## Saved entries
"""
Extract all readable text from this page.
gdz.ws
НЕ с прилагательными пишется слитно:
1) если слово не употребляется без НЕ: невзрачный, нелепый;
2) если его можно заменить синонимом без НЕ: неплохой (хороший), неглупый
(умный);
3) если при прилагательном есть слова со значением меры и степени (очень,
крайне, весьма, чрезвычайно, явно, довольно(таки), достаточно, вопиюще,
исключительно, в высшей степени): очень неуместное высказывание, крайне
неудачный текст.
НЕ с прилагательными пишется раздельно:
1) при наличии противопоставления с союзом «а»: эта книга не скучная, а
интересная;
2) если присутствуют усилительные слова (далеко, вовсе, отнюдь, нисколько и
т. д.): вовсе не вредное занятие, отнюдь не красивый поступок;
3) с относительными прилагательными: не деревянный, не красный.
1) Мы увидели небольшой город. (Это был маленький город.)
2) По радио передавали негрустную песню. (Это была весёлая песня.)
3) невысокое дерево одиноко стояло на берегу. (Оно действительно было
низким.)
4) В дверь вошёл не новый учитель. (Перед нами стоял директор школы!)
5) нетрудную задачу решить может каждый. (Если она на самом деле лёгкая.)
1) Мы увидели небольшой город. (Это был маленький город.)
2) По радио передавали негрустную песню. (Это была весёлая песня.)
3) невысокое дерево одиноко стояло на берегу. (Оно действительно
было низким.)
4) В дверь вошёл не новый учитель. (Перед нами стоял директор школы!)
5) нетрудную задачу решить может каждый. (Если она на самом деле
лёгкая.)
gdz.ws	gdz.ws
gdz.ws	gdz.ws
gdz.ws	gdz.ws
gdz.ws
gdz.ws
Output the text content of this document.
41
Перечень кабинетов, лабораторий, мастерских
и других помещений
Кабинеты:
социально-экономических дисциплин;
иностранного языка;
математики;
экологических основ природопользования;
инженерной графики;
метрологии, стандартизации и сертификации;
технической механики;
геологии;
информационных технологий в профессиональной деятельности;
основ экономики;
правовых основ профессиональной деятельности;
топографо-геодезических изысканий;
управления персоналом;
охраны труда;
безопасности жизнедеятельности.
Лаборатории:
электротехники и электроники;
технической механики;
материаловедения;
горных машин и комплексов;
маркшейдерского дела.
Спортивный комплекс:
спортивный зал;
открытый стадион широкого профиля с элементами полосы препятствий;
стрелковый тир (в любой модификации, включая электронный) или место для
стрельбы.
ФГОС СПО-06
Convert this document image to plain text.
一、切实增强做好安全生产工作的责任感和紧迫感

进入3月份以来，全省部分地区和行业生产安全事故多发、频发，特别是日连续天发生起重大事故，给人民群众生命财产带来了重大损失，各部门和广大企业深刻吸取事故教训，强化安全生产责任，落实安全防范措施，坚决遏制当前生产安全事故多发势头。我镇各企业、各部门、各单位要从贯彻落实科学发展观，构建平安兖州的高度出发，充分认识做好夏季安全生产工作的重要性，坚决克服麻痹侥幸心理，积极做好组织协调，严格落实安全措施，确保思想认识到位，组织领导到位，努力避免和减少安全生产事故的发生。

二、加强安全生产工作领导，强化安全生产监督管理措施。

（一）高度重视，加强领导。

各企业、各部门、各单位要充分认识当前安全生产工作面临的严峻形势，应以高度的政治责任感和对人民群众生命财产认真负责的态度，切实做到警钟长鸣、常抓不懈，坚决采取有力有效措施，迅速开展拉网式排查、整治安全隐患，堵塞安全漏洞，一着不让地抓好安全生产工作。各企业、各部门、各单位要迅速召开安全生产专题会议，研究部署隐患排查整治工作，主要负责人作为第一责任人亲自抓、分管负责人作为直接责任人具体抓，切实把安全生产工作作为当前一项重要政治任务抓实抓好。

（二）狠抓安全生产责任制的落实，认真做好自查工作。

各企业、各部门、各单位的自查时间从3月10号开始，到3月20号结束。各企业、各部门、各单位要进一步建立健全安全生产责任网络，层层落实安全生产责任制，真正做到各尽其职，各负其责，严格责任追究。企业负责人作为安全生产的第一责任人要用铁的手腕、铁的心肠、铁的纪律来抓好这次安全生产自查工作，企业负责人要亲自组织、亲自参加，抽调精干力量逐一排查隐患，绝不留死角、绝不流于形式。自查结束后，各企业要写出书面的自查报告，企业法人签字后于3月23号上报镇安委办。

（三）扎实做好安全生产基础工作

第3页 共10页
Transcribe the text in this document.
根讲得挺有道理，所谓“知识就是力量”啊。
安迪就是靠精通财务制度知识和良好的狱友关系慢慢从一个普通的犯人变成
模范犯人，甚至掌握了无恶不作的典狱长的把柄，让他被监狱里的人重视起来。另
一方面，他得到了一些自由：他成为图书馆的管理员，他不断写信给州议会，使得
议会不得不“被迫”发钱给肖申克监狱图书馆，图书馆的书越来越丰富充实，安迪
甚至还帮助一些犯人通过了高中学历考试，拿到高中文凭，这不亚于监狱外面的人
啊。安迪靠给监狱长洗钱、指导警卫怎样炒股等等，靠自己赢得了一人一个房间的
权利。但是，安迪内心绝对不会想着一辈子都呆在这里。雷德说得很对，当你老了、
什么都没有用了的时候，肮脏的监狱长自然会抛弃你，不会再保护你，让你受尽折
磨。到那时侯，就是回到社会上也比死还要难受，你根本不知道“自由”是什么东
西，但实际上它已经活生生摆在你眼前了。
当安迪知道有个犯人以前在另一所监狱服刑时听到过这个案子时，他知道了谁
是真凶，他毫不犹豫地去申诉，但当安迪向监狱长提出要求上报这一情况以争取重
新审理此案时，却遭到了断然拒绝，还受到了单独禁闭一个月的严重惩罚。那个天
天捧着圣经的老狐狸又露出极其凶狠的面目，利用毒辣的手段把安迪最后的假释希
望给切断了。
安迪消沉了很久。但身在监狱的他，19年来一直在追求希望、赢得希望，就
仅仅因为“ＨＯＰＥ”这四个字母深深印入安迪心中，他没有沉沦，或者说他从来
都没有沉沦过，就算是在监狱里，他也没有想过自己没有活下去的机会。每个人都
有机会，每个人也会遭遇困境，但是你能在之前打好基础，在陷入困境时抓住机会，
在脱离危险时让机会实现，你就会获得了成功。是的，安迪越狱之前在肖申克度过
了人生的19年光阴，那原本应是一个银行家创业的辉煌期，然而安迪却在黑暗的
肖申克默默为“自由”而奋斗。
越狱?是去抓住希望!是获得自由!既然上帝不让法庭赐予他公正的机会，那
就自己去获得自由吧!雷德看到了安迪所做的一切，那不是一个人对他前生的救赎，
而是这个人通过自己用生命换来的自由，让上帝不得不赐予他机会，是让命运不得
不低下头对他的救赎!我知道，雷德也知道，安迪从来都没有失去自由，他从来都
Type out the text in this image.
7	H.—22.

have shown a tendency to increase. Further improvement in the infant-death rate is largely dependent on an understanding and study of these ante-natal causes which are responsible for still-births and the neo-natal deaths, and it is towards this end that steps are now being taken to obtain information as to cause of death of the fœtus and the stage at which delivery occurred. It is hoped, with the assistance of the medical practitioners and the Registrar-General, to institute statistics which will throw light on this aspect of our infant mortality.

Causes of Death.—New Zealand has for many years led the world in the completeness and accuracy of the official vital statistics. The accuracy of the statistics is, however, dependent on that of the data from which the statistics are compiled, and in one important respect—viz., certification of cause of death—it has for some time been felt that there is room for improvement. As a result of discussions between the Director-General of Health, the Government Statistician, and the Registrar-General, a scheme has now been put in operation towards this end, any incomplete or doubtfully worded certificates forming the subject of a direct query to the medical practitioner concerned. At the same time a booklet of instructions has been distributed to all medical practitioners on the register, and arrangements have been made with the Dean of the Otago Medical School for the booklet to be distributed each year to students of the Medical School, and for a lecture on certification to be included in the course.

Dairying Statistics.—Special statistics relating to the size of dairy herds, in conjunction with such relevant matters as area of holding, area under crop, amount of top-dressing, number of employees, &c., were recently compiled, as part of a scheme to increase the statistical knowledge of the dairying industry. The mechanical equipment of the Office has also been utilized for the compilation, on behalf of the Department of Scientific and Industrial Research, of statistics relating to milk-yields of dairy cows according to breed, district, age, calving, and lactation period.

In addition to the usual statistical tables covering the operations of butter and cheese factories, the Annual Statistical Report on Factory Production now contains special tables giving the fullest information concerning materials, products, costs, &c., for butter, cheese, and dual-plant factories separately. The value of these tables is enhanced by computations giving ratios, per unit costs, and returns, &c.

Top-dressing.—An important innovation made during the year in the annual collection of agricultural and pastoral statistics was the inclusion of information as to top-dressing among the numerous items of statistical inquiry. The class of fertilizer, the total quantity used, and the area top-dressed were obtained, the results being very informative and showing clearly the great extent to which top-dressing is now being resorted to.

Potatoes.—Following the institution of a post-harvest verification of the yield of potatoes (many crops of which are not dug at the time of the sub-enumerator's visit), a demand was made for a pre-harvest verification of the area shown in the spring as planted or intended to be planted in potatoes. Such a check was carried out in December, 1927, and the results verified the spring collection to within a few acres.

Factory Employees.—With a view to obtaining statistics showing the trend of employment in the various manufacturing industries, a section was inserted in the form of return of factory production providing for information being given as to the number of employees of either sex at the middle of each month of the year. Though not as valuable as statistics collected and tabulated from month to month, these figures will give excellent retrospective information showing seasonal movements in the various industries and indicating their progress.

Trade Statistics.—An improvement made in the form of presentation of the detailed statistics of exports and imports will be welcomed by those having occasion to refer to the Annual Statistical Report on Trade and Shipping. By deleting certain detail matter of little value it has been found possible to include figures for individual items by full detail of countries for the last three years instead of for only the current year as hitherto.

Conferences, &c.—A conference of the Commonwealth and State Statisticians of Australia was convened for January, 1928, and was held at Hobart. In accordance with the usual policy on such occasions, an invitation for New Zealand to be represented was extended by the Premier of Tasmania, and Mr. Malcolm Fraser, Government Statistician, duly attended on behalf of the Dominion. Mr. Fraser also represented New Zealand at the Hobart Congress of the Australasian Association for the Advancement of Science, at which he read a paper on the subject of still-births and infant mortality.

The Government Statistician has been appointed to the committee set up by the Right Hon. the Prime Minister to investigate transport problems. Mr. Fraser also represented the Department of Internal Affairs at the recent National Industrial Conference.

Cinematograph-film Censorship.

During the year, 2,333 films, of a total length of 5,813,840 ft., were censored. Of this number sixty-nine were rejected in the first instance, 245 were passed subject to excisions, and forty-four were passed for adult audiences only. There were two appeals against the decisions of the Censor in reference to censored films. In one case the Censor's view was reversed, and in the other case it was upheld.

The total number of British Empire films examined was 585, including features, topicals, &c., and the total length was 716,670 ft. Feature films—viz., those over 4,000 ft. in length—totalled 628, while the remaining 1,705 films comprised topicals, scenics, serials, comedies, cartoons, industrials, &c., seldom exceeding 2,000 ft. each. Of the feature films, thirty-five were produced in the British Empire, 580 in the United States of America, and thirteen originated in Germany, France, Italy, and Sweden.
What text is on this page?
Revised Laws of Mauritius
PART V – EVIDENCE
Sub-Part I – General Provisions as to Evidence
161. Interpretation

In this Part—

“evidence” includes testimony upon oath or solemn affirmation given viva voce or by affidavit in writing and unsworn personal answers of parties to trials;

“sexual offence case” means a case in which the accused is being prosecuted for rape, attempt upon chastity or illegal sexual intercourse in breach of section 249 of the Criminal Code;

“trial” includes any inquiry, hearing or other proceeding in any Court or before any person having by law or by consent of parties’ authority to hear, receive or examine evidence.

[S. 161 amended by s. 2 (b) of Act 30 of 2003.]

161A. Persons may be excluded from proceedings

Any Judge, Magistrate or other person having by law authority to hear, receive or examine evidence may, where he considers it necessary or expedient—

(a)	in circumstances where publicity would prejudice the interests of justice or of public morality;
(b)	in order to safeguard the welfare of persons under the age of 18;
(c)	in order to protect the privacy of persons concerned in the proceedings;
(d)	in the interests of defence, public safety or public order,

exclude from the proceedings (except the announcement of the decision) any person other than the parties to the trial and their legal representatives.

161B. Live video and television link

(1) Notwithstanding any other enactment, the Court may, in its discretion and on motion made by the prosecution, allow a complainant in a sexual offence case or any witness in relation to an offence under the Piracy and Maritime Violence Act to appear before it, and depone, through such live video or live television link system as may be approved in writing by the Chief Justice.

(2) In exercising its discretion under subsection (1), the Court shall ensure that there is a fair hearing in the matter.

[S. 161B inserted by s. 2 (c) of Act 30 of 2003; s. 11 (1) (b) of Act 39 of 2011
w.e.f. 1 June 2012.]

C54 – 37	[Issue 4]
"""
## TASK TO COMPLETE
Extract each line from the listing that holds the word "невысокое".

## RESPONSE
3) невысокое дерево одиноко стояло на берегу. (Оно действительно было
3) невысокое дерево одиноко стояло на берегу. (Оно действительно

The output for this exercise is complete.